----- SUPPLIED RECORDS
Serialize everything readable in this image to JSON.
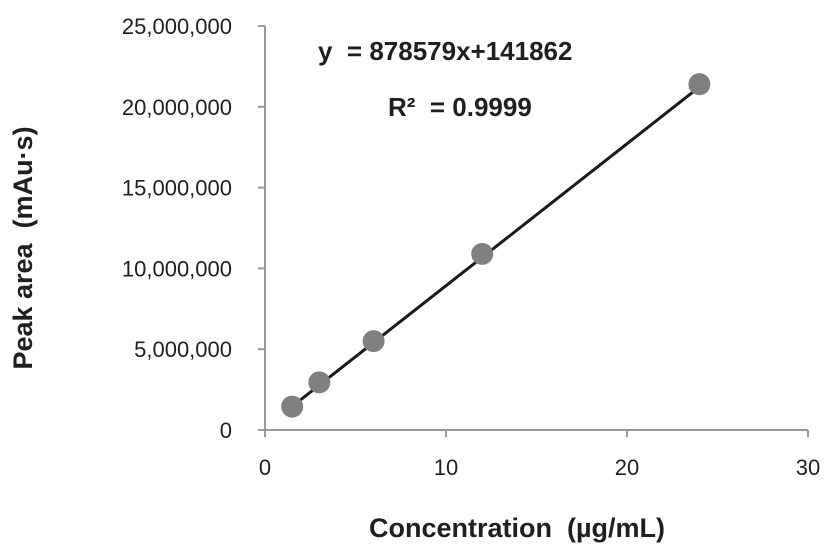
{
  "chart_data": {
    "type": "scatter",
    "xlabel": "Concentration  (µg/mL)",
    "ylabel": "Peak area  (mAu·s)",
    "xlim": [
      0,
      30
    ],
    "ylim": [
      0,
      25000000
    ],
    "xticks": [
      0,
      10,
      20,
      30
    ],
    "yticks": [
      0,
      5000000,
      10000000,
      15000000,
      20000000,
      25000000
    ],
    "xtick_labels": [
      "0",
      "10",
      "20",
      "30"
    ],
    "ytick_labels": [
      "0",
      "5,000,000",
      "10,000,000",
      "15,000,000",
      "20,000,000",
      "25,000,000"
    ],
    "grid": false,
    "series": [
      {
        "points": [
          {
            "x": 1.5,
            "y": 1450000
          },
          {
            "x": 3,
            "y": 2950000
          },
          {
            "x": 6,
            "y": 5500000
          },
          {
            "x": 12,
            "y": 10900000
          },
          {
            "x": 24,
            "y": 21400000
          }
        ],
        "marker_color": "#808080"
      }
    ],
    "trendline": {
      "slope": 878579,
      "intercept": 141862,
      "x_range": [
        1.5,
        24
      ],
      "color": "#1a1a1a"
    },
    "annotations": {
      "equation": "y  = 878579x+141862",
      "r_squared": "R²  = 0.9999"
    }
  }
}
----------
----- SUPPLIED RECORDS
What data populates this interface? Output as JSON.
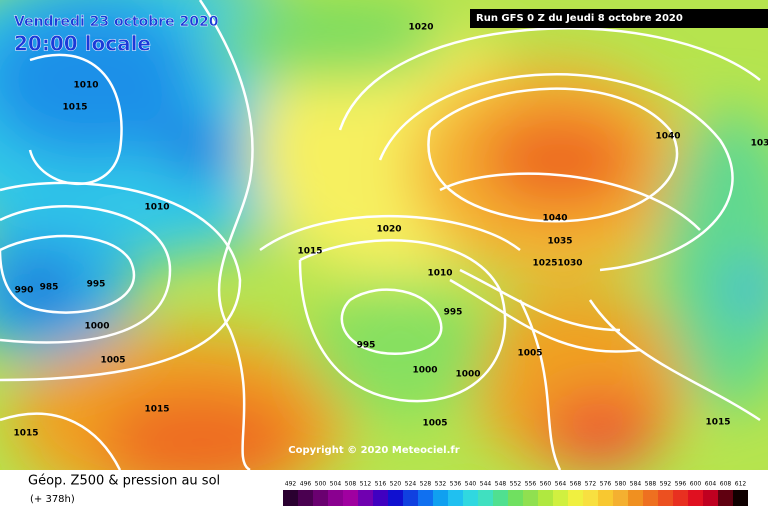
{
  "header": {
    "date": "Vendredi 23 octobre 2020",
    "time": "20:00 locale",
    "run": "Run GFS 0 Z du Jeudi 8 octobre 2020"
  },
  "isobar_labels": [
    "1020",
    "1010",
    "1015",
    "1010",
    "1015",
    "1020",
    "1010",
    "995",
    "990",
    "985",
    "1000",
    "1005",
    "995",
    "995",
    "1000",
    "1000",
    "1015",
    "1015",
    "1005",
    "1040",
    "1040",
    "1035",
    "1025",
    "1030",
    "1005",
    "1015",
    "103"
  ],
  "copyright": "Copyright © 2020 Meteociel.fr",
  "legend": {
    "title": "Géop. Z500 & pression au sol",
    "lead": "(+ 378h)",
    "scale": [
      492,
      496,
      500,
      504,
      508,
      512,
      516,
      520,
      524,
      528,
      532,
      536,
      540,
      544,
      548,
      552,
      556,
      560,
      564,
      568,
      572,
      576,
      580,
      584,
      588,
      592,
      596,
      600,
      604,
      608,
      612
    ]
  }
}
----------
* EXERCISE DIRECTIONS: Return every line holding the word "this" from the records.

* EXERCISE SOLUTION:
Serialize everything readable in this image to JSON.
What data populates this interface? Output as JSON.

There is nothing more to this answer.